> Material for this task:
┄┄┄┄┄┄┄┄┄┄

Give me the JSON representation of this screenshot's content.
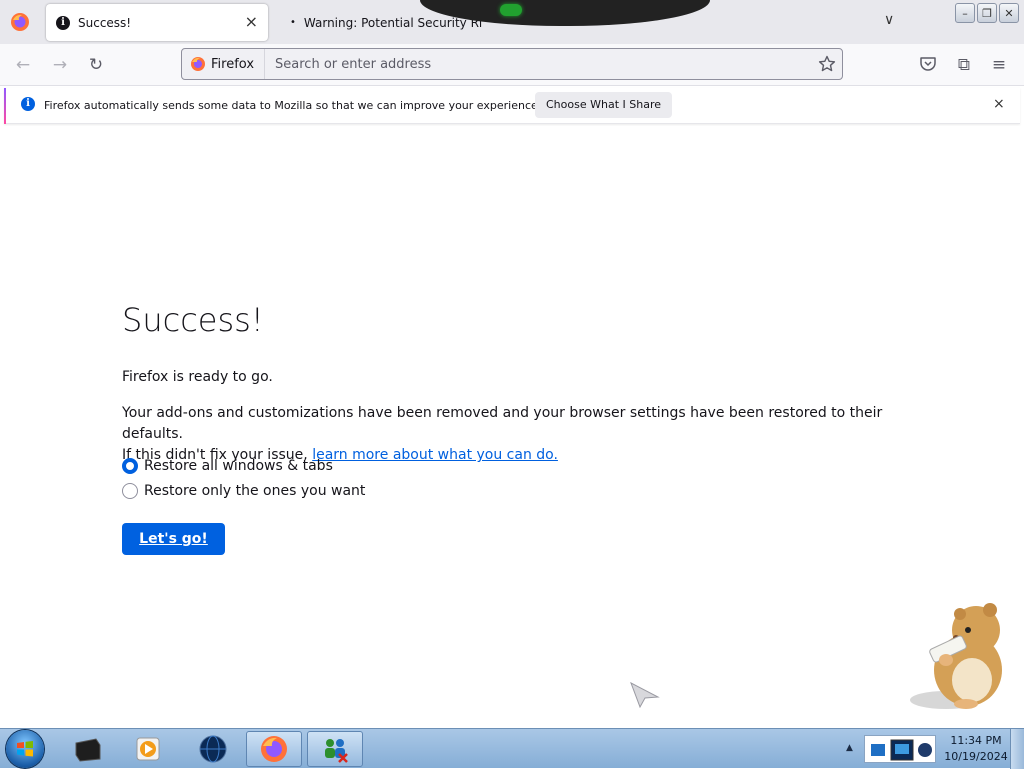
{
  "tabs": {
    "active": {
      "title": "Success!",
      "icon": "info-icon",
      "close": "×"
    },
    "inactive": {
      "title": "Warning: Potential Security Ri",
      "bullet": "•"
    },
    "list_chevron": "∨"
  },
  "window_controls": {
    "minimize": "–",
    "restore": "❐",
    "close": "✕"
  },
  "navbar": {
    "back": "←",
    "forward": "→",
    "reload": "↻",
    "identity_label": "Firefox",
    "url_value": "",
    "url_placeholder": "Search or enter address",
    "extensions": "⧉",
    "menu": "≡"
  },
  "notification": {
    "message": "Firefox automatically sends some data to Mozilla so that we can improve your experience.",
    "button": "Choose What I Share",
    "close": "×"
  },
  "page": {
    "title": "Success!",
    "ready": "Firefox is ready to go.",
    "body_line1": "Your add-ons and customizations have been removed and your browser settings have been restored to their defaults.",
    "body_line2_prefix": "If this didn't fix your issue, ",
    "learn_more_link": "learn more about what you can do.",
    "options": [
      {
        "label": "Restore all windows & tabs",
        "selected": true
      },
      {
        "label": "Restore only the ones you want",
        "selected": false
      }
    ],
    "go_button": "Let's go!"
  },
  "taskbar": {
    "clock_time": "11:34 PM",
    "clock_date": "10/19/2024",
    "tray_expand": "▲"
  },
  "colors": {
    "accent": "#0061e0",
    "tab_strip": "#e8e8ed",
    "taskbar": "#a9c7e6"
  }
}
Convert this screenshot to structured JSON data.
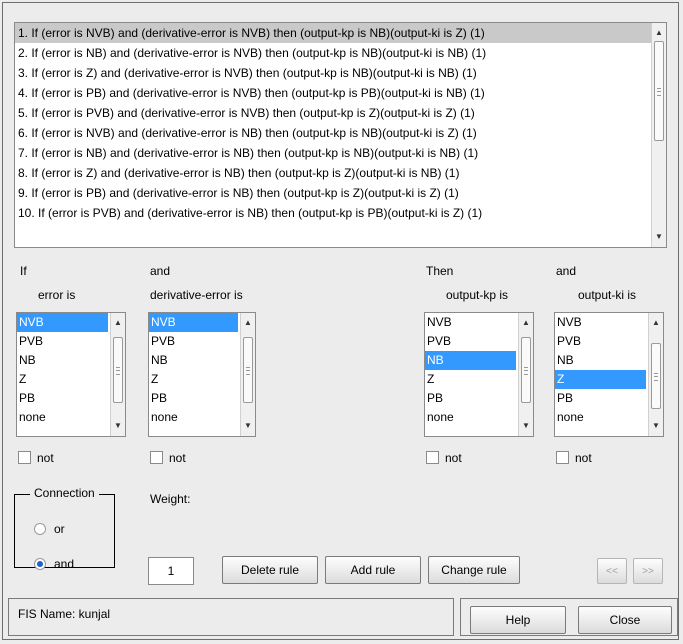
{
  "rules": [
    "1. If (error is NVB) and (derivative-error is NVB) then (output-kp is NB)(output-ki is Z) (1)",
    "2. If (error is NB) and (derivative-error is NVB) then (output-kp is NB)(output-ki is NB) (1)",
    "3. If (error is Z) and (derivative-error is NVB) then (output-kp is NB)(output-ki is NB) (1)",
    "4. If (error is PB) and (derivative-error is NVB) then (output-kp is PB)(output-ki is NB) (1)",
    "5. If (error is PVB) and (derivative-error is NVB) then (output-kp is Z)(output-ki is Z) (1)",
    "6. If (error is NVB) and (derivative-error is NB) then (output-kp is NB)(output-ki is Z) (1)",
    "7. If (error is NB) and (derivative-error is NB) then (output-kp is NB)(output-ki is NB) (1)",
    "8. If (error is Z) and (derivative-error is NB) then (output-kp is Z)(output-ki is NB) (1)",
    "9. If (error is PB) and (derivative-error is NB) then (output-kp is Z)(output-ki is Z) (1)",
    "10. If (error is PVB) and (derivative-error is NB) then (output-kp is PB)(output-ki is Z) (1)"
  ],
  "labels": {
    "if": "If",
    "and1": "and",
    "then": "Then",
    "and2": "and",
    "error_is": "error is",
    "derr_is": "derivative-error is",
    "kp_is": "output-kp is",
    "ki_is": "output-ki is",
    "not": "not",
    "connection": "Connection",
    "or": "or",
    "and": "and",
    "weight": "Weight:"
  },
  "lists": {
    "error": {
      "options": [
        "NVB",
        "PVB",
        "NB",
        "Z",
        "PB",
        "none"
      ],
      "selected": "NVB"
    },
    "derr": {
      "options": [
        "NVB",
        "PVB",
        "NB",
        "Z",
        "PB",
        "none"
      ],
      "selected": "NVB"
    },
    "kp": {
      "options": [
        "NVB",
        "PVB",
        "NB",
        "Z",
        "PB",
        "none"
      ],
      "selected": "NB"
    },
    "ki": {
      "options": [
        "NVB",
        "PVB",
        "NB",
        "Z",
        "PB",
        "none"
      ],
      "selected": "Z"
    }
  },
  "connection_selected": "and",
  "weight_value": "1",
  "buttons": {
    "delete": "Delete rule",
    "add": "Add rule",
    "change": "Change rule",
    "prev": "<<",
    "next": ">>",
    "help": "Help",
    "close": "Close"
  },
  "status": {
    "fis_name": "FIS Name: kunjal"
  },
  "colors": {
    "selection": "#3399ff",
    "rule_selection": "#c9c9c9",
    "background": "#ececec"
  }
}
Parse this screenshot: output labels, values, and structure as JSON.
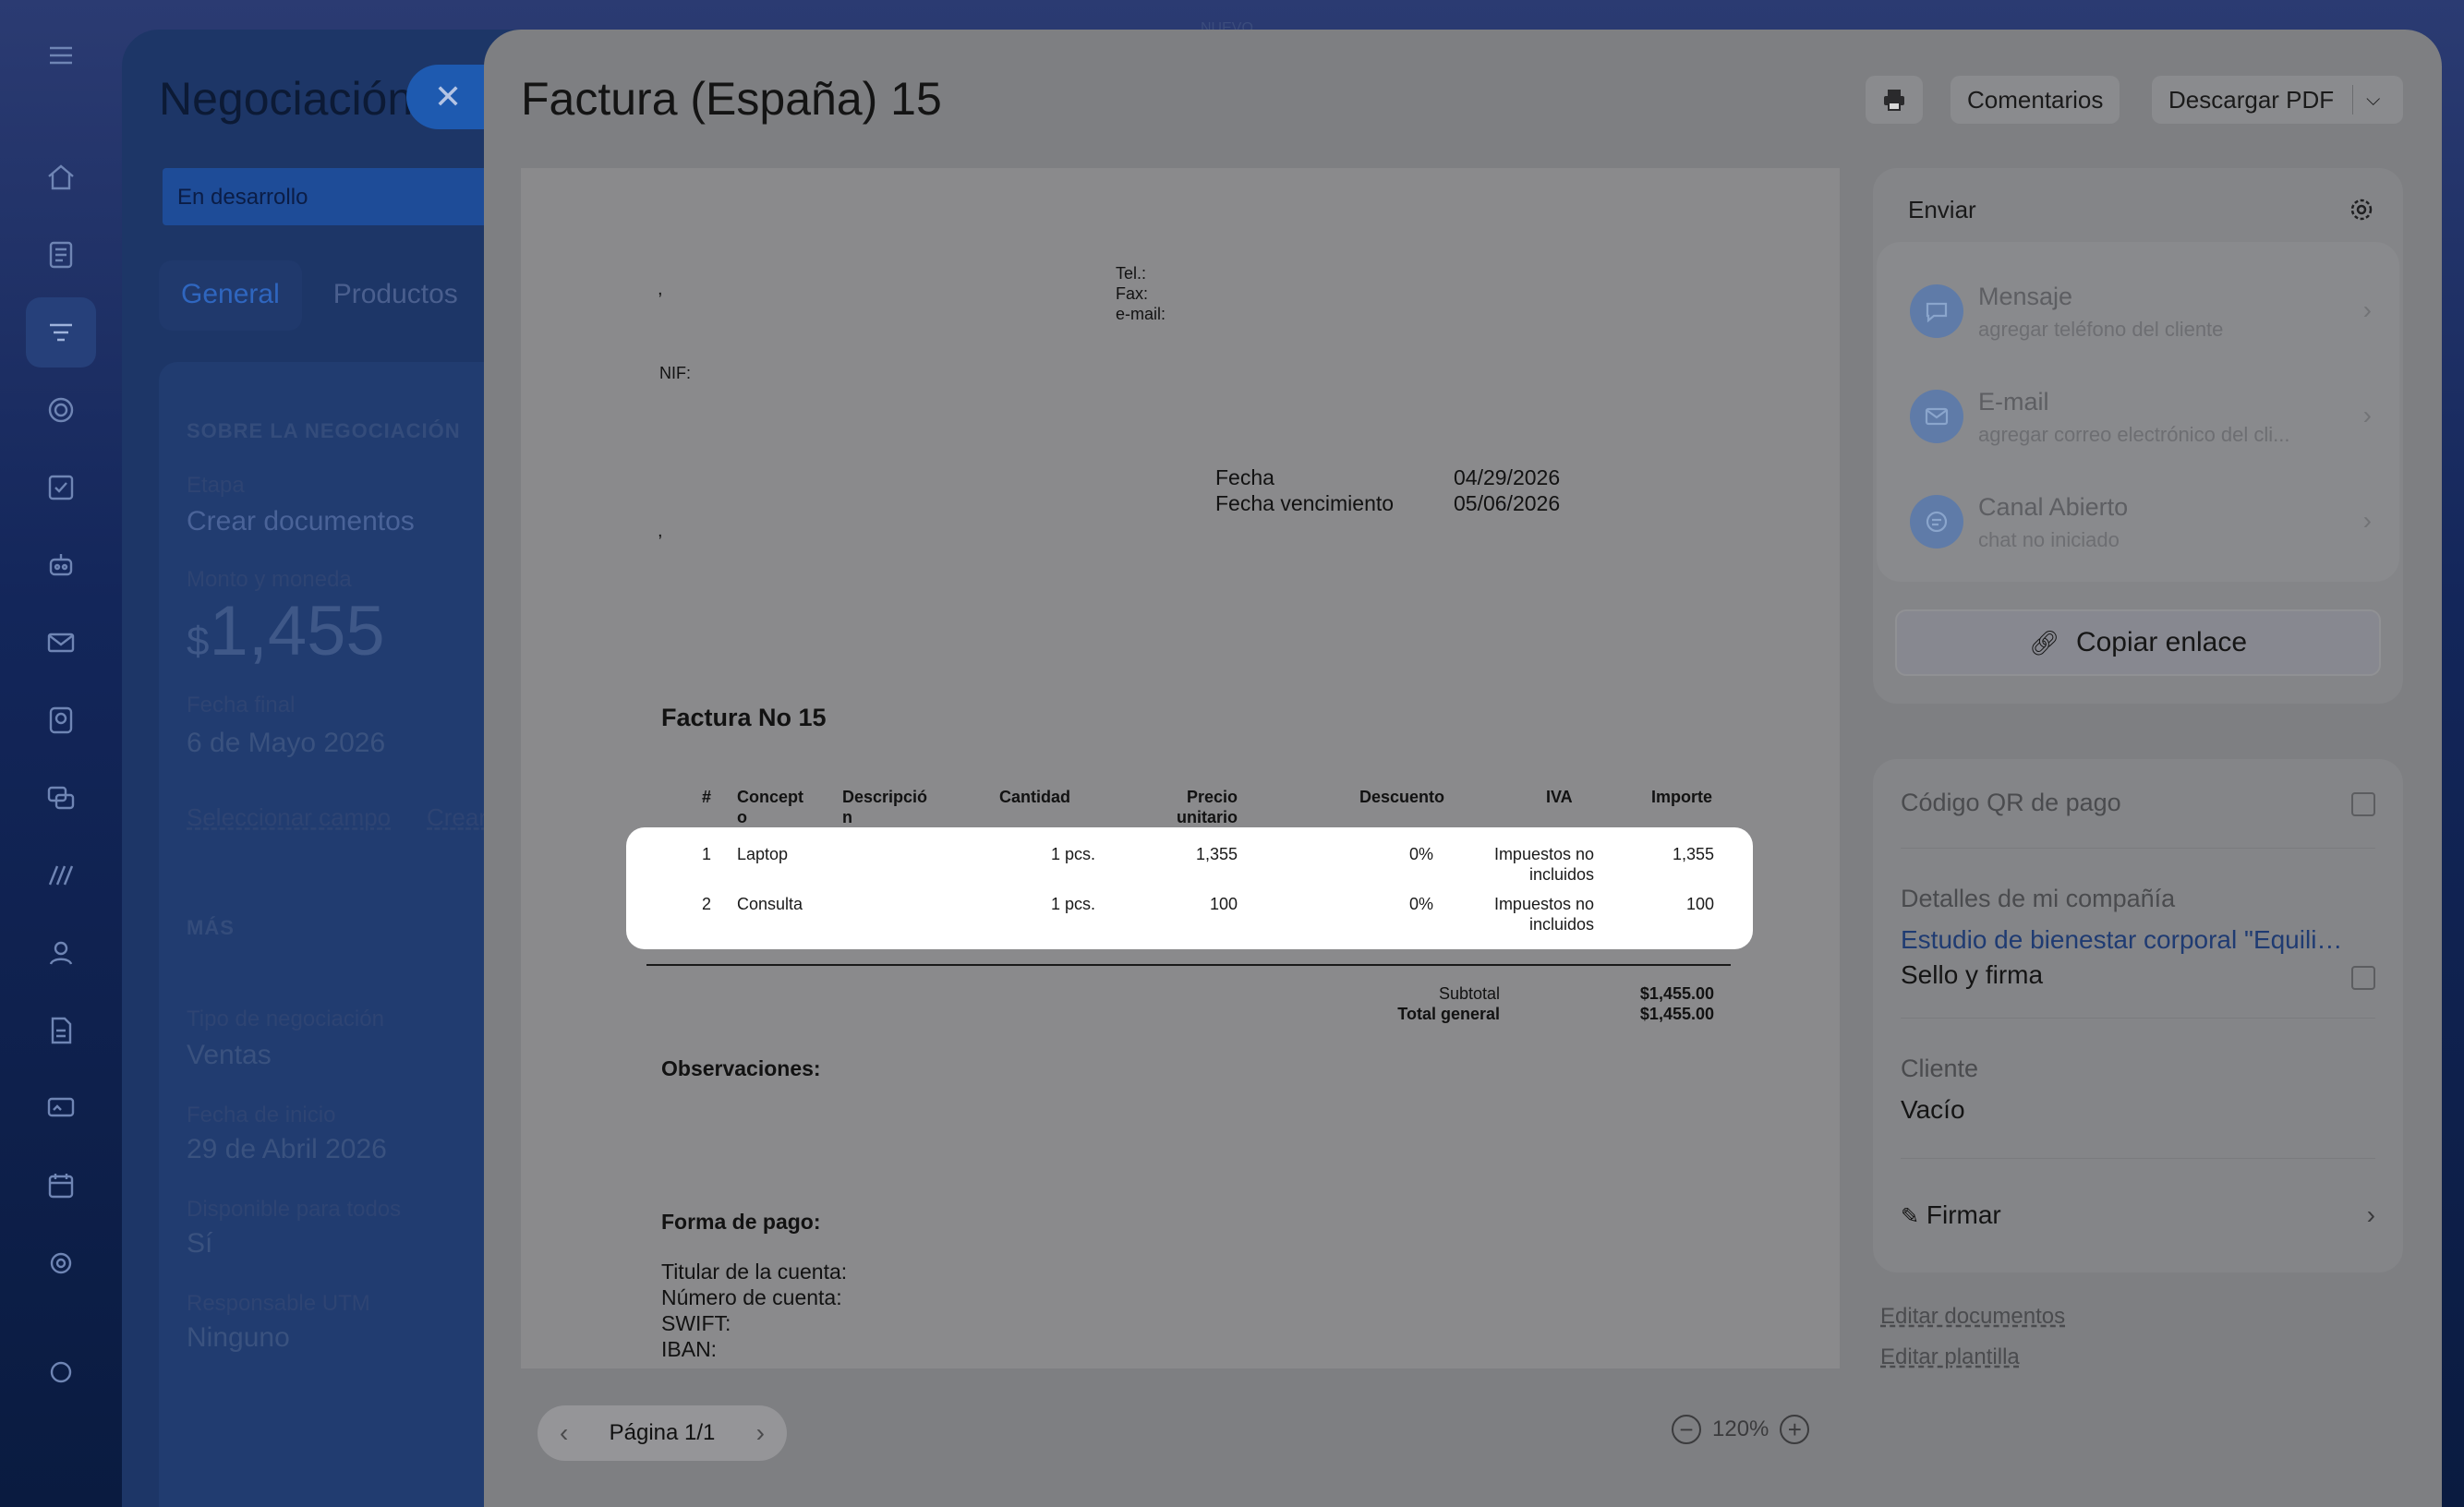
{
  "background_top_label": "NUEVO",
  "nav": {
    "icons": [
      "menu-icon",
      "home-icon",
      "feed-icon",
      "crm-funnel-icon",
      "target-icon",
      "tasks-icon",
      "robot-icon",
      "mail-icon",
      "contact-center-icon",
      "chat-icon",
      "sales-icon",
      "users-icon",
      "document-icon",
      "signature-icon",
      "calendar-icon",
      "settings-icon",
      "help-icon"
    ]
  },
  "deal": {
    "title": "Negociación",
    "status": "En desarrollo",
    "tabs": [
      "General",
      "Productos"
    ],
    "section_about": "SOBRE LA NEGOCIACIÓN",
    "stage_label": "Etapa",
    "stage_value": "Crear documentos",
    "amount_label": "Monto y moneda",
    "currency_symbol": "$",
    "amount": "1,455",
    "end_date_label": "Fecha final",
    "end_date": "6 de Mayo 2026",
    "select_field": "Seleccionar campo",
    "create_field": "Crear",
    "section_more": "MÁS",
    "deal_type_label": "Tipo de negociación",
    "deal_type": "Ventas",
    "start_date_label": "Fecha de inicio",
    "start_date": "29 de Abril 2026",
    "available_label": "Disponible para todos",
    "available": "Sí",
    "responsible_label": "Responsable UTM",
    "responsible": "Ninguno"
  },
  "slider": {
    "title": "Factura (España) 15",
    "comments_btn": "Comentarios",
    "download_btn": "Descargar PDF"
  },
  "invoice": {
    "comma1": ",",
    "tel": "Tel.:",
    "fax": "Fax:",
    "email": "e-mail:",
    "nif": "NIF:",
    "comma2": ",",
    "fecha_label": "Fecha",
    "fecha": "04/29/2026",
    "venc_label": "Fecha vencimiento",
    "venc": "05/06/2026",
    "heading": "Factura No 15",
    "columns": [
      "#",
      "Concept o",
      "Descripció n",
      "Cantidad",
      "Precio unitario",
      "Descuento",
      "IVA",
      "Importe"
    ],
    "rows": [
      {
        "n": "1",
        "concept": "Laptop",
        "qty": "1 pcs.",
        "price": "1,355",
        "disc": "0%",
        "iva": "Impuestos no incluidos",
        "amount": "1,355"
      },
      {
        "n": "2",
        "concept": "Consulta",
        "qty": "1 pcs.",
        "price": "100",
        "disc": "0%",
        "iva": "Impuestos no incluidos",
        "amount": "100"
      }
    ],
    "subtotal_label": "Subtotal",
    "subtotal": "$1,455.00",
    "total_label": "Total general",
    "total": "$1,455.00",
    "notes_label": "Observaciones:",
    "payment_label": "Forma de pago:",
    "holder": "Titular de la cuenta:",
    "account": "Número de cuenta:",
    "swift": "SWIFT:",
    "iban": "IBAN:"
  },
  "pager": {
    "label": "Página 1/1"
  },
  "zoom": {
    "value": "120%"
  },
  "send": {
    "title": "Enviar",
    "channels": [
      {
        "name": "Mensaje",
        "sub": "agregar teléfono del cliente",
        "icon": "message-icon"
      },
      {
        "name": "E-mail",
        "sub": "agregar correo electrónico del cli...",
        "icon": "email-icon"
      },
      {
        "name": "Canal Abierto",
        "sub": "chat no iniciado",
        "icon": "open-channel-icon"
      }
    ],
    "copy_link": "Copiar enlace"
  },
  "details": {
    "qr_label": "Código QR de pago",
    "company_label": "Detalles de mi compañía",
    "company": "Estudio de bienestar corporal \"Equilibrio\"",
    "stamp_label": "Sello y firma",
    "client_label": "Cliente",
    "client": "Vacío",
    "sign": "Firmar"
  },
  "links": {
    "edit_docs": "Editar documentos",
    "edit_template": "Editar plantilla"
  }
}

┄┄┄┄┄┄┄┄┄┄

> Task to complete:
Wherever the string "documentos" appears in the entries above, list that line.

> Answer to this problem:
    "stage_value": "Crear documentos",
    "edit_docs": "Editar documentos",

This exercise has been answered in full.